## [TO DO]
Each entry below is to be transcribed exactly.

— start RECORDS SHOWN —

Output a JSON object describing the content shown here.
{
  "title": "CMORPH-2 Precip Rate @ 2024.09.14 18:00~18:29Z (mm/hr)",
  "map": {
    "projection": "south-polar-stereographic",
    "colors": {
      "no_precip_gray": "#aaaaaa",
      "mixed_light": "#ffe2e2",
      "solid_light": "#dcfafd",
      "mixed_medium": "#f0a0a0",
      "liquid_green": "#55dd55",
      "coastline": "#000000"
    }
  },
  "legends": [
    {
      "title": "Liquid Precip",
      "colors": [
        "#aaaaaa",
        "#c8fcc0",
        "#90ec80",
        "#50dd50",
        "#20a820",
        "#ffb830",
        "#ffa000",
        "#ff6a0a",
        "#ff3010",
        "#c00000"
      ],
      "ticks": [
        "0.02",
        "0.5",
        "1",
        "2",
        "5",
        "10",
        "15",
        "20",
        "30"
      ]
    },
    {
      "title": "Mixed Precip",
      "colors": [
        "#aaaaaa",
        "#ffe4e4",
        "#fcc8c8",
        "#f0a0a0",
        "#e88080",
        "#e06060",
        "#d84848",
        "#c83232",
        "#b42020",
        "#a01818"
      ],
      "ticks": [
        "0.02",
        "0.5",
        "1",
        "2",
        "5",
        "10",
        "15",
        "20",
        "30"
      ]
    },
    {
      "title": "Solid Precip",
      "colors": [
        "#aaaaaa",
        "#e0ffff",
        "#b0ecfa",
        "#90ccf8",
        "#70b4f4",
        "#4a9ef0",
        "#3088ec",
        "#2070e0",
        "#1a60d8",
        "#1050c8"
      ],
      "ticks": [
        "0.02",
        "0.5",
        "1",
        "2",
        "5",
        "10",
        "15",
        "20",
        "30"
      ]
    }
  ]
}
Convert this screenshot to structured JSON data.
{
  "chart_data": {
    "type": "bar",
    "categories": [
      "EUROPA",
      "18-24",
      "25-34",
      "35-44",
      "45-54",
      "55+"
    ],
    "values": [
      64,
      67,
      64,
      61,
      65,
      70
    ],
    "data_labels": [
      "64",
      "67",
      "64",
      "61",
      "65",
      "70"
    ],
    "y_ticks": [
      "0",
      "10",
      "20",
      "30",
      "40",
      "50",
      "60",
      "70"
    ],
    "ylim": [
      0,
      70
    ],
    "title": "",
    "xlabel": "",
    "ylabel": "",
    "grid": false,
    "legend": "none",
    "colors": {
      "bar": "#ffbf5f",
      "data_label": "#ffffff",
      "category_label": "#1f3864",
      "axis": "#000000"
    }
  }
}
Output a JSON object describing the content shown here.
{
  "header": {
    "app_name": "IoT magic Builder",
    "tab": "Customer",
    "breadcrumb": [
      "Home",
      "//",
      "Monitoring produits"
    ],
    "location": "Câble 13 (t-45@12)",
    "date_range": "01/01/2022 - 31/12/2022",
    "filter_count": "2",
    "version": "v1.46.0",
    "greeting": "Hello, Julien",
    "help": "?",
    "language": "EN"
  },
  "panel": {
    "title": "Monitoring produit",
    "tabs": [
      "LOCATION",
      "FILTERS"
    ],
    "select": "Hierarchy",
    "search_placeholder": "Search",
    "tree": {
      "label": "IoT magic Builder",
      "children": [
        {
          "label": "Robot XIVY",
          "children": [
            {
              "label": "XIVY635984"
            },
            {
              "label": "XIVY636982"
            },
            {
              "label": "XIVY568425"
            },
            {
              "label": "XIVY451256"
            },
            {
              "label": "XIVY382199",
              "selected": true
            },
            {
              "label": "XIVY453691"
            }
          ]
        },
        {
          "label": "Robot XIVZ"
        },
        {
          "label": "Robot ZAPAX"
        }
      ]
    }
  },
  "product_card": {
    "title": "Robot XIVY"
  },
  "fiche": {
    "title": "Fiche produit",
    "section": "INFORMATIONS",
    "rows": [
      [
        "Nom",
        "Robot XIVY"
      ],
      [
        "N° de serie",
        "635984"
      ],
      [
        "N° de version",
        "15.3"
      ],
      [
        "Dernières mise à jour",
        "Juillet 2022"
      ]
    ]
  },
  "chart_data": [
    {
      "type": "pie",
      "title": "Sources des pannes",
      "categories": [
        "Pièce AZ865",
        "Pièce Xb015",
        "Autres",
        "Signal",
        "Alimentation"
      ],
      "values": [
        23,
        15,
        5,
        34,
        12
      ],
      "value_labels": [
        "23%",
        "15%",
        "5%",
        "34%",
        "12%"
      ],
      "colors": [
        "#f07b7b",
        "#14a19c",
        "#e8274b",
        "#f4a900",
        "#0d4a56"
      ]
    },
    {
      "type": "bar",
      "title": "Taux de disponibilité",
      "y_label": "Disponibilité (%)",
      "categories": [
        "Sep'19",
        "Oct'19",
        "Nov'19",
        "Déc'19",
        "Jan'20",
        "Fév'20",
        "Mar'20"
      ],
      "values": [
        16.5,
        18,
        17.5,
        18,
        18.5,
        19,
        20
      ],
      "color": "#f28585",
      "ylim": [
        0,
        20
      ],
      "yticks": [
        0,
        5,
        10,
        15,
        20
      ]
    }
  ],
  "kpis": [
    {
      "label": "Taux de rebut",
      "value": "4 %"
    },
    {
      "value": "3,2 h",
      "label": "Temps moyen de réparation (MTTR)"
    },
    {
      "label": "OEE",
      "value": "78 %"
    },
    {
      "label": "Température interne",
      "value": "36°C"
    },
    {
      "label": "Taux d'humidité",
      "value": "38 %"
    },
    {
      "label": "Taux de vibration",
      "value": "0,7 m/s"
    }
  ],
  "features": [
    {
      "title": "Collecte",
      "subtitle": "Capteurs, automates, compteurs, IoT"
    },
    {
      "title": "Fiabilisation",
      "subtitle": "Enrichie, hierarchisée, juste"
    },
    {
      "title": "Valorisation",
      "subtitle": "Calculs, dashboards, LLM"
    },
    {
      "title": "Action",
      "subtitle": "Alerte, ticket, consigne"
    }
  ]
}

— end RECORDS SHOWN —

## [FULL ANSWER]
Output a JSON object describing the content shown here.
{
  "title": "CMORPH-2 Precip Rate @ 2024.09.14 18:00~18:29Z (mm/hr)",
  "map": {
    "projection": "south-polar-stereographic",
    "colors": {
      "no_precip_gray": "#aaaaaa",
      "mixed_light": "#ffe2e2",
      "solid_light": "#dcfafd",
      "mixed_medium": "#f0a0a0",
      "liquid_green": "#55dd55",
      "coastline": "#000000"
    }
  },
  "legends": [
    {
      "title": "Liquid Precip",
      "colors": [
        "#aaaaaa",
        "#c8fcc0",
        "#90ec80",
        "#50dd50",
        "#20a820",
        "#ffb830",
        "#ffa000",
        "#ff6a0a",
        "#ff3010",
        "#c00000"
      ],
      "ticks": [
        "0.02",
        "0.5",
        "1",
        "2",
        "5",
        "10",
        "15",
        "20",
        "30"
      ]
    },
    {
      "title": "Mixed Precip",
      "colors": [
        "#aaaaaa",
        "#ffe4e4",
        "#fcc8c8",
        "#f0a0a0",
        "#e88080",
        "#e06060",
        "#d84848",
        "#c83232",
        "#b42020",
        "#a01818"
      ],
      "ticks": [
        "0.02",
        "0.5",
        "1",
        "2",
        "5",
        "10",
        "15",
        "20",
        "30"
      ]
    },
    {
      "title": "Solid Precip",
      "colors": [
        "#aaaaaa",
        "#e0ffff",
        "#b0ecfa",
        "#90ccf8",
        "#70b4f4",
        "#4a9ef0",
        "#3088ec",
        "#2070e0",
        "#1a60d8",
        "#1050c8"
      ],
      "ticks": [
        "0.02",
        "0.5",
        "1",
        "2",
        "5",
        "10",
        "15",
        "20",
        "30"
      ]
    }
  ]
}
Convert this screenshot to structured JSON data.
{
  "chart_data": {
    "type": "bar",
    "categories": [
      "EUROPA",
      "18-24",
      "25-34",
      "35-44",
      "45-54",
      "55+"
    ],
    "values": [
      64,
      67,
      64,
      61,
      65,
      70
    ],
    "data_labels": [
      "64",
      "67",
      "64",
      "61",
      "65",
      "70"
    ],
    "y_ticks": [
      "0",
      "10",
      "20",
      "30",
      "40",
      "50",
      "60",
      "70"
    ],
    "ylim": [
      0,
      70
    ],
    "title": "",
    "xlabel": "",
    "ylabel": "",
    "grid": false,
    "legend": "none",
    "colors": {
      "bar": "#ffbf5f",
      "data_label": "#ffffff",
      "category_label": "#1f3864",
      "axis": "#000000"
    }
  }
}
Output a JSON object describing the content shown here.
{
  "header": {
    "app_name": "IoT magic Builder",
    "tab": "Customer",
    "breadcrumb": [
      "Home",
      "//",
      "Monitoring produits"
    ],
    "location": "Câble 13 (t-45@12)",
    "date_range": "01/01/2022 - 31/12/2022",
    "filter_count": "2",
    "version": "v1.46.0",
    "greeting": "Hello, Julien",
    "help": "?",
    "language": "EN"
  },
  "panel": {
    "title": "Monitoring produit",
    "tabs": [
      "LOCATION",
      "FILTERS"
    ],
    "select": "Hierarchy",
    "search_placeholder": "Search",
    "tree": {
      "label": "IoT magic Builder",
      "children": [
        {
          "label": "Robot XIVY",
          "children": [
            {
              "label": "XIVY635984"
            },
            {
              "label": "XIVY636982"
            },
            {
              "label": "XIVY568425"
            },
            {
              "label": "XIVY451256"
            },
            {
              "label": "XIVY382199",
              "selected": true
            },
            {
              "label": "XIVY453691"
            }
          ]
        },
        {
          "label": "Robot XIVZ"
        },
        {
          "label": "Robot ZAPAX"
        }
      ]
    }
  },
  "product_card": {
    "title": "Robot XIVY"
  },
  "fiche": {
    "title": "Fiche produit",
    "section": "INFORMATIONS",
    "rows": [
      [
        "Nom",
        "Robot XIVY"
      ],
      [
        "N° de serie",
        "635984"
      ],
      [
        "N° de version",
        "15.3"
      ],
      [
        "Dernières mise à jour",
        "Juillet 2022"
      ]
    ]
  },
  "chart_data": [
    {
      "type": "pie",
      "title": "Sources des pannes",
      "categories": [
        "Pièce AZ865",
        "Pièce Xb015",
        "Autres",
        "Signal",
        "Alimentation"
      ],
      "values": [
        23,
        15,
        5,
        34,
        12
      ],
      "value_labels": [
        "23%",
        "15%",
        "5%",
        "34%",
        "12%"
      ],
      "colors": [
        "#f07b7b",
        "#14a19c",
        "#e8274b",
        "#f4a900",
        "#0d4a56"
      ]
    },
    {
      "type": "bar",
      "title": "Taux de disponibilité",
      "y_label": "Disponibilité (%)",
      "categories": [
        "Sep'19",
        "Oct'19",
        "Nov'19",
        "Déc'19",
        "Jan'20",
        "Fév'20",
        "Mar'20"
      ],
      "values": [
        16.5,
        18,
        17.5,
        18,
        18.5,
        19,
        20
      ],
      "color": "#f28585",
      "ylim": [
        0,
        20
      ],
      "yticks": [
        0,
        5,
        10,
        15,
        20
      ]
    }
  ],
  "kpis": [
    {
      "label": "Taux de rebut",
      "value": "4 %"
    },
    {
      "value": "3,2 h",
      "label": "Temps moyen de réparation (MTTR)"
    },
    {
      "label": "OEE",
      "value": "78 %"
    },
    {
      "label": "Température interne",
      "value": "36°C"
    },
    {
      "label": "Taux d'humidité",
      "value": "38 %"
    },
    {
      "label": "Taux de vibration",
      "value": "0,7 m/s"
    }
  ],
  "features": [
    {
      "title": "Collecte",
      "subtitle": "Capteurs, automates, compteurs, IoT"
    },
    {
      "title": "Fiabilisation",
      "subtitle": "Enrichie, hierarchisée, juste"
    },
    {
      "title": "Valorisation",
      "subtitle": "Calculs, dashboards, LLM"
    },
    {
      "title": "Action",
      "subtitle": "Alerte, ticket, consigne"
    }
  ]
}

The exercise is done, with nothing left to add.